> _Exercise material_
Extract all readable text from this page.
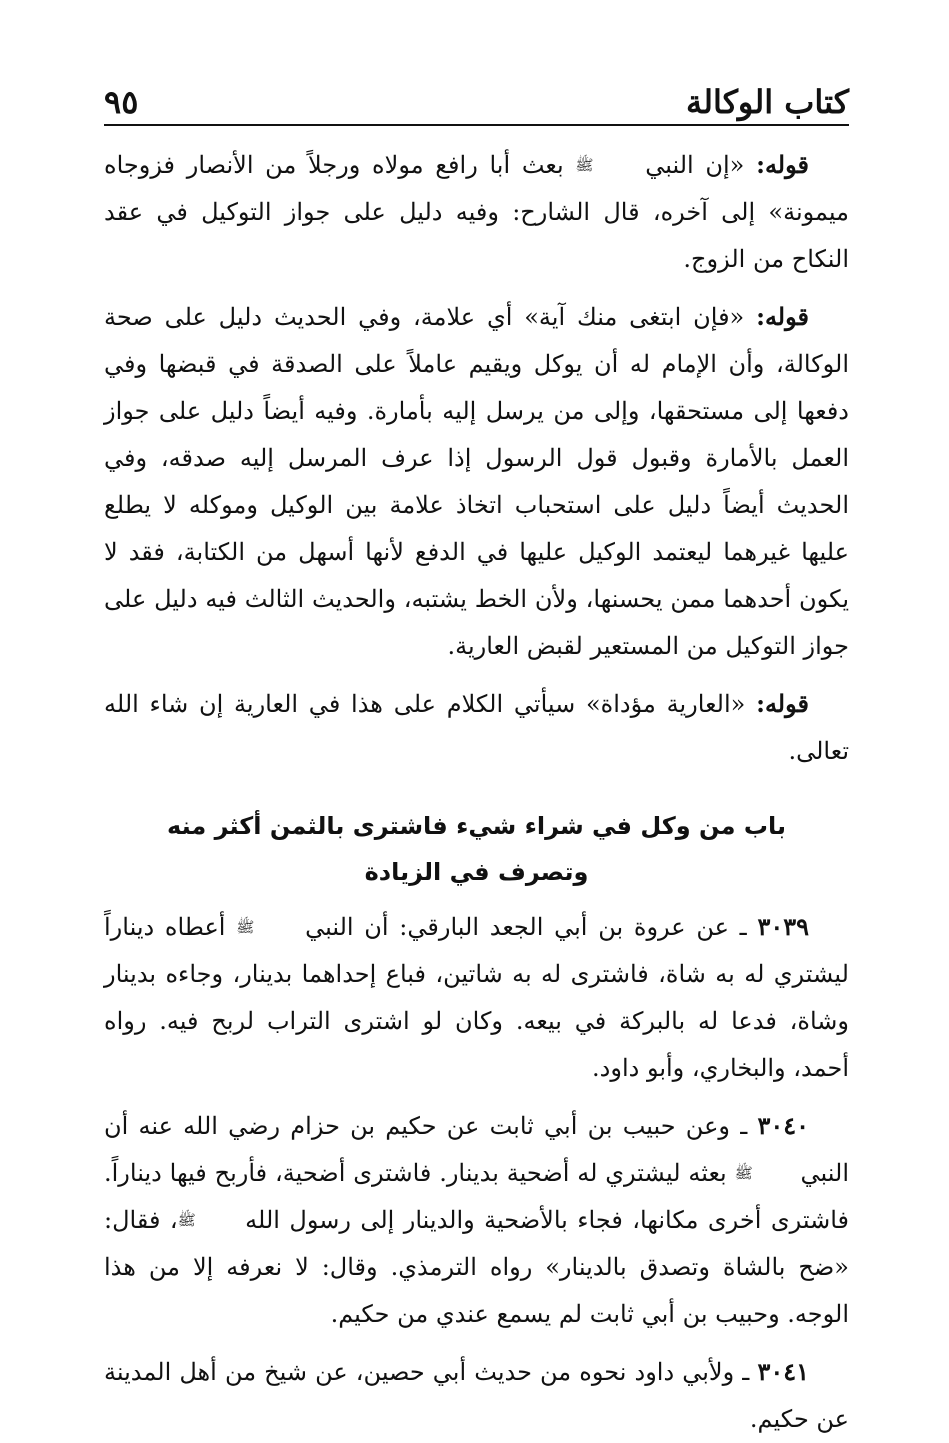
كتاب الوكالة
٩٥

قوله: «إن النبي ﷺ بعث أبا رافع مولاه ورجلاً من الأنصار فزوجاه ميمونة» إلى آخره، قال الشارح: وفيه دليل على جواز التوكيل في عقد النكاح من الزوج.

قوله: «فإن ابتغى منك آية» أي علامة، وفي الحديث دليل على صحة الوكالة، وأن الإمام له أن يوكل ويقيم عاملاً على الصدقة في قبضها وفي دفعها إلى مستحقها، وإلى من يرسل إليه بأمارة. وفيه أيضاً دليل على جواز العمل بالأمارة وقبول قول الرسول إذا عرف المرسل إليه صدقه، وفي الحديث أيضاً دليل على استحباب اتخاذ علامة بين الوكيل وموكله لا يطلع عليها غيرهما ليعتمد الوكيل عليها في الدفع لأنها أسهل من الكتابة، فقد لا يكون أحدهما ممن يحسنها، ولأن الخط يشتبه، والحديث الثالث فيه دليل على جواز التوكيل من المستعير لقبض العارية.

قوله: «العارية مؤداة» سيأتي الكلام على هذا في العارية إن شاء الله تعالى.

باب من وكل في شراء شيء فاشترى بالثمن أكثر منه
وتصرف في الزيادة

٣٠٣٩ ـ عن عروة بن أبي الجعد البارقي: أن النبي ﷺ أعطاه ديناراً ليشتري له به شاة، فاشترى له به شاتين، فباع إحداهما بدينار، وجاءه بدينار وشاة، فدعا له بالبركة في بيعه. وكان لو اشترى التراب لربح فيه. رواه أحمد، والبخاري، وأبو داود.

٣٠٤٠ ـ وعن حبيب بن أبي ثابت عن حكيم بن حزام رضي الله عنه أن النبي ﷺ بعثه ليشتري له أضحية بدينار. فاشترى أضحية، فأربح فيها ديناراً. فاشترى أخرى مكانها، فجاء بالأضحية والدينار إلى رسول الله ﷺ، فقال: «ضح بالشاة وتصدق بالدينار» رواه الترمذي. وقال: لا نعرفه إلا من هذا الوجه. وحبيب بن أبي ثابت لم يسمع عندي من حكيم.

٣٠٤١ ـ ولأبي داود نحوه من حديث أبي حصين، عن شيخ من أهل المدينة عن حكيم.
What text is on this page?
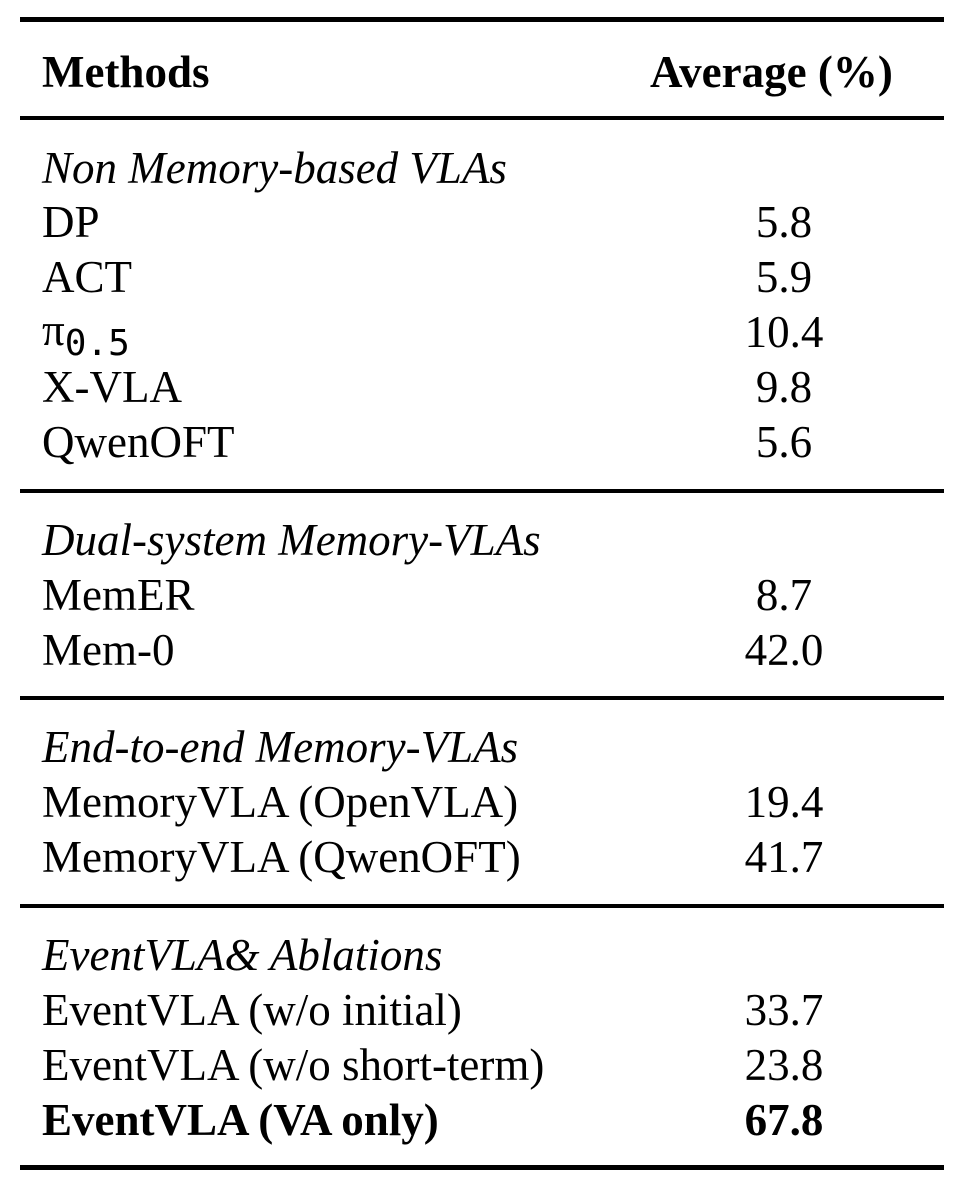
Methods	Average (%)
Non Memory-based VLAs
DP	5.8
ACT	5.9
$\pi_{0.5}$	10.4
X-VLA	9.8
QwenOFT	5.6
Dual-system Memory-VLAs
MemER	8.7
Mem-0	42.0
End-to-end Memory-VLAs
MemoryVLA (OpenVLA)	19.4
MemoryVLA (QwenOFT)	41.7
EventVLA& Ablations
EventVLA (w/o initial)	33.7
EventVLA (w/o short-term)	23.8
EventVLA (VA only)	67.8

> _Job_
Using the listing above, pick out each line that contains the word "page", then copy it.

> _Solved exercise_
Extract all readable text from this page.
What text is on this page?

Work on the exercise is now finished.